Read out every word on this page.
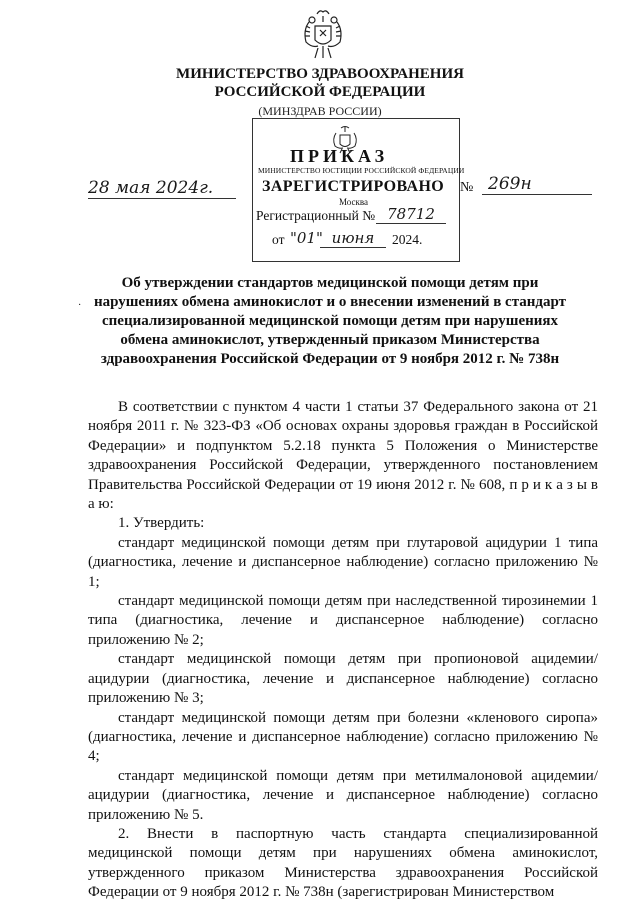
МИНИСТЕРСТВО ЗДРАВООХРАНЕНИЯ
РОССИЙСКОЙ ФЕДЕРАЦИИ
(МИНЗДРАВ РОССИИ)
ПРИКАЗ
МИНИСТЕРСТВО ЮСТИЦИИ РОССИЙСКОЙ ФЕДЕРАЦИИ
ЗАРЕГИСТРИРОВАНО
Москва
Регистрационный № 78712
от "01" июня	2024.
28 мая 2024г.	№ 269н
·
Об утверждении стандартов медицинской помощи детям при нарушениях обмена аминокислот и о внесении изменений в стандарт специализированной медицинской помощи детям при нарушениях обмена аминокислот, утвержденный приказом Министерства здравоохранения Российской Федерации от 9 ноября 2012 г. № 738н

В соответствии с пунктом 4 части 1 статьи 37 Федерального закона от 21 ноября 2011 г. № 323-ФЗ «Об основах охраны здоровья граждан в Российской Федерации» и подпунктом 5.2.18 пункта 5 Положения о Министерстве здравоохранения Российской Федерации, утвержденного постановлением Правительства Российской Федерации от 19 июня 2012 г. № 608, п р и к а з ы в а ю:

1. Утвердить:

стандарт медицинской помощи детям при глутаровой ацидурии 1 типа (диагностика, лечение и диспансерное наблюдение) согласно приложению № 1;

стандарт медицинской помощи детям при наследственной тирозинемии 1 типа (диагностика, лечение и диспансерное наблюдение) согласно приложению № 2;

стандарт медицинской помощи детям при пропионовой ацидемии/ацидурии (диагностика, лечение и диспансерное наблюдение) согласно приложению № 3;

стандарт медицинской помощи детям при болезни «кленового сиропа» (диагностика, лечение и диспансерное наблюдение) согласно приложению № 4;

стандарт медицинской помощи детям при метилмалоновой ацидемии/ацидурии (диагностика, лечение и диспансерное наблюдение) согласно приложению № 5.

2. Внести в паспортную часть стандарта специализированной медицинской помощи детям при нарушениях обмена аминокислот, утвержденного приказом Министерства здравоохранения Российской Федерации от 9 ноября 2012 г. № 738н (зарегистрирован Министерством
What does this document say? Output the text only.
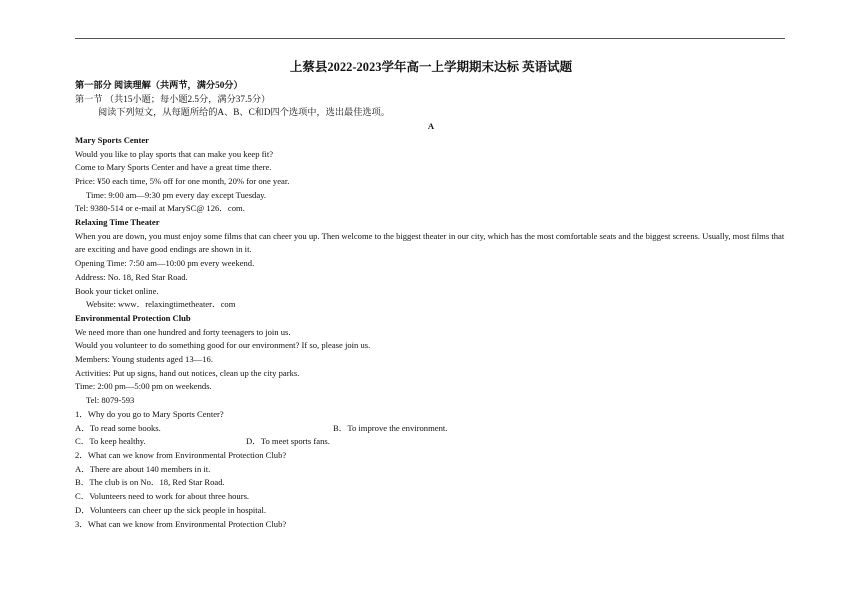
上蔡县2022-2023学年高一上学期期末达标 英语试题
第一部分 阅读理解（共两节，满分50分）
第一节 （共15小题；每小题2.5分，满分37.5分）
阅读下列短文，从每题所给的A、B、C和D四个选项中，选出最佳选项。
A
Mary Sports Center
Would you like to play sports that can make you keep fit?
Come to Mary Sports Center and have a great time there.
Price: ¥50 each time, 5% off for one month, 20% for one year.
Time: 9:00 am—9:30 pm every day except Tuesday.
Tel: 9380-514 or e-mail at MarySC@ 126．com.
Relaxing Time Theater
When you are down, you must enjoy some films that can cheer you up. Then welcome to the biggest theater in our city, which has the most comfortable seats and the biggest screens. Usually, most films that are exciting and have good endings are shown in it.
Opening Time: 7:50 am—10:00 pm every weekend.
Address: No. 18, Red Star Road.
Book your ticket online.
Website: www．relaxingtimetheater．com
Environmental Protection Club
We need more than one hundred and forty teenagers to join us.
Would you volunteer to do something good for our environment? If so, please join us.
Members: Young students aged 13—16.
Activities: Put up signs, hand out notices, clean up the city parks.
Time: 2:00 pm—5:00 pm on weekends.
Tel: 8079-593
1．Why do you go to Mary Sports Center?
A．To read some books.	B．To improve the environment.
C．To keep healthy.	D．To meet sports fans.
2．What can we know from Environmental Protection Club?
A．There are about 140 members in it.
B．The club is on No．18, Red Star Road.
C．Volunteers need to work for about three hours.
D．Volunteers can cheer up the sick people in hospital.
3．What can we know from Environmental Protection Club?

---

§ The problem
Write the entries above out in full, exactly, with no images.

§ Reply
Read out every word on this page.
МИНИСТЕРСТВО ЗДРАВООХРАНЕНИЯ
РОССИЙСКОЙ ФЕДЕРАЦИИ
(МИНЗДРАВ РОССИИ)
ПРИКАЗ
МИНИСТЕРСТВО ЮСТИЦИИ РОССИЙСКОЙ ФЕДЕРАЦИИ
ЗАРЕГИСТРИРОВАНО
Москва
Регистрационный № 78712
от "01" июня	2024.
28 мая 2024г.	№ 269н
·
Об утверждении стандартов медицинской помощи детям при нарушениях обмена аминокислот и о внесении изменений в стандарт специализированной медицинской помощи детям при нарушениях обмена аминокислот, утвержденный приказом Министерства здравоохранения Российской Федерации от 9 ноября 2012 г. № 738н

В соответствии с пунктом 4 части 1 статьи 37 Федерального закона от 21 ноября 2011 г. № 323-ФЗ «Об основах охраны здоровья граждан в Российской Федерации» и подпунктом 5.2.18 пункта 5 Положения о Министерстве здравоохранения Российской Федерации, утвержденного постановлением Правительства Российской Федерации от 19 июня 2012 г. № 608, п р и к а з ы в а ю:

1. Утвердить:

стандарт медицинской помощи детям при глутаровой ацидурии 1 типа (диагностика, лечение и диспансерное наблюдение) согласно приложению № 1;

стандарт медицинской помощи детям при наследственной тирозинемии 1 типа (диагностика, лечение и диспансерное наблюдение) согласно приложению № 2;

стандарт медицинской помощи детям при пропионовой ацидемии/ацидурии (диагностика, лечение и диспансерное наблюдение) согласно приложению № 3;

стандарт медицинской помощи детям при болезни «кленового сиропа» (диагностика, лечение и диспансерное наблюдение) согласно приложению № 4;

стандарт медицинской помощи детям при метилмалоновой ацидемии/ацидурии (диагностика, лечение и диспансерное наблюдение) согласно приложению № 5.

2. Внести в паспортную часть стандарта специализированной медицинской помощи детям при нарушениях обмена аминокислот, утвержденного приказом Министерства здравоохранения Российской Федерации от 9 ноября 2012 г. № 738н (зарегистрирован Министерством
What does this document say? Output the text only.
上蔡县2022-2023学年高一上学期期末达标 英语试题
第一部分 阅读理解（共两节，满分50分）
第一节 （共15小题；每小题2.5分，满分37.5分）
阅读下列短文，从每题所给的A、B、C和D四个选项中，选出最佳选项。
A
Mary Sports Center
Would you like to play sports that can make you keep fit?
Come to Mary Sports Center and have a great time there.
Price: ¥50 each time, 5% off for one month, 20% for one year.
Time: 9:00 am—9:30 pm every day except Tuesday.
Tel: 9380-514 or e-mail at MarySC@ 126．com.
Relaxing Time Theater
When you are down, you must enjoy some films that can cheer you up. Then welcome to the biggest theater in our city, which has the most comfortable seats and the biggest screens. Usually, most films that are exciting and have good endings are shown in it.
Opening Time: 7:50 am—10:00 pm every weekend.
Address: No. 18, Red Star Road.
Book your ticket online.
Website: www．relaxingtimetheater．com
Environmental Protection Club
We need more than one hundred and forty teenagers to join us.
Would you volunteer to do something good for our environment? If so, please join us.
Members: Young students aged 13—16.
Activities: Put up signs, hand out notices, clean up the city parks.
Time: 2:00 pm—5:00 pm on weekends.
Tel: 8079-593
1．Why do you go to Mary Sports Center?
A．To read some books.	B．To improve the environment.
C．To keep healthy.	D．To meet sports fans.
2．What can we know from Environmental Protection Club?
A．There are about 140 members in it.
B．The club is on No．18, Red Star Road.
C．Volunteers need to work for about three hours.
D．Volunteers can cheer up the sick people in hospital.
3．What can we know from Environmental Protection Club?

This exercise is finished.